[Data listing]
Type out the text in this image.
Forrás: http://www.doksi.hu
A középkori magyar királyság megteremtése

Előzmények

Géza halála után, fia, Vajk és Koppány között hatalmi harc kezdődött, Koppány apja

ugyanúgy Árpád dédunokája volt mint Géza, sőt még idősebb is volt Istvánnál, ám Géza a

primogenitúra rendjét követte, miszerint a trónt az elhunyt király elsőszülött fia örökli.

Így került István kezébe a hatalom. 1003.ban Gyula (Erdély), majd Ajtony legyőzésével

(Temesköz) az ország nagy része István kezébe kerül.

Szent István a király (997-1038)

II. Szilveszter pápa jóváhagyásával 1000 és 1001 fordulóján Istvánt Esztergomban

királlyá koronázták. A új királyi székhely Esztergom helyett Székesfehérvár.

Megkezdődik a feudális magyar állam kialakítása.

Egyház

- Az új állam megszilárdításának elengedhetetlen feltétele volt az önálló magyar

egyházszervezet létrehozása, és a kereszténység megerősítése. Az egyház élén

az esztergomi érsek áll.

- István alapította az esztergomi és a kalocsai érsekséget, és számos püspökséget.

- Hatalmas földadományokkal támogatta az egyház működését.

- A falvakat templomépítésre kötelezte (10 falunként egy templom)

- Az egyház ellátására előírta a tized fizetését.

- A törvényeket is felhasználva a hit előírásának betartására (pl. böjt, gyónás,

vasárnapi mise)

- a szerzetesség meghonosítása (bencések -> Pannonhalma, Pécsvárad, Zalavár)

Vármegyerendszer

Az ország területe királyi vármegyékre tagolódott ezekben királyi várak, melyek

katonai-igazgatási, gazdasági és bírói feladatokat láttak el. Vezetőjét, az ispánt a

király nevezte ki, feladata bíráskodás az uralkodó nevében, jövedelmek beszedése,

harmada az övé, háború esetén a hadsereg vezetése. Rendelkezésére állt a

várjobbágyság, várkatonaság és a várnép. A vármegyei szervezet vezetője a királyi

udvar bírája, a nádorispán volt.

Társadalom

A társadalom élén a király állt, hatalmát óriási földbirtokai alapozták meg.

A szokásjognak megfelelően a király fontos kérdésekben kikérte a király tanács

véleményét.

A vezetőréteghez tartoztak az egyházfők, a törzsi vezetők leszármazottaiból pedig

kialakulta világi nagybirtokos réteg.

INSTRUCTIONS TO FOLLOW -
Retype the material in full, character for character.

RESULT OF THE TASK -
Type out the text in this image.
Forrás: http://www.doksi.hu
A középkori magyar királyság megteremtése

Előzmények

Géza halála után, fia, Vajk és Koppány között hatalmi harc kezdődött, Koppány apja

ugyanúgy Árpád dédunokája volt mint Géza, sőt még idősebb is volt Istvánnál, ám Géza a

primogenitúra rendjét követte, miszerint a trónt az elhunyt király elsőszülött fia örökli.

Így került István kezébe a hatalom. 1003.ban Gyula (Erdély), majd Ajtony legyőzésével

(Temesköz) az ország nagy része István kezébe kerül.

Szent István a király (997-1038)

II. Szilveszter pápa jóváhagyásával 1000 és 1001 fordulóján Istvánt Esztergomban

királlyá koronázták. A új királyi székhely Esztergom helyett Székesfehérvár.

Megkezdődik a feudális magyar állam kialakítása.

Egyház

- Az új állam megszilárdításának elengedhetetlen feltétele volt az önálló magyar

egyházszervezet létrehozása, és a kereszténység megerősítése. Az egyház élén

az esztergomi érsek áll.

- István alapította az esztergomi és a kalocsai érsekséget, és számos püspökséget.

- Hatalmas földadományokkal támogatta az egyház működését.

- A falvakat templomépítésre kötelezte (10 falunként egy templom)

- Az egyház ellátására előírta a tized fizetését.

- A törvényeket is felhasználva a hit előírásának betartására (pl. böjt, gyónás,

vasárnapi mise)

- a szerzetesség meghonosítása (bencések -> Pannonhalma, Pécsvárad, Zalavár)

Vármegyerendszer

Az ország területe királyi vármegyékre tagolódott ezekben királyi várak, melyek

katonai-igazgatási, gazdasági és bírói feladatokat láttak el. Vezetőjét, az ispánt a

király nevezte ki, feladata bíráskodás az uralkodó nevében, jövedelmek beszedése,

harmada az övé, háború esetén a hadsereg vezetése. Rendelkezésére állt a

várjobbágyság, várkatonaság és a várnép. A vármegyei szervezet vezetője a királyi

udvar bírája, a nádorispán volt.

Társadalom

A társadalom élén a király állt, hatalmát óriási földbirtokai alapozták meg.

A szokásjognak megfelelően a király fontos kérdésekben kikérte a király tanács

véleményét.

A vezetőréteghez tartoztak az egyházfők, a törzsi vezetők leszármazottaiból pedig

kialakulta világi nagybirtokos réteg.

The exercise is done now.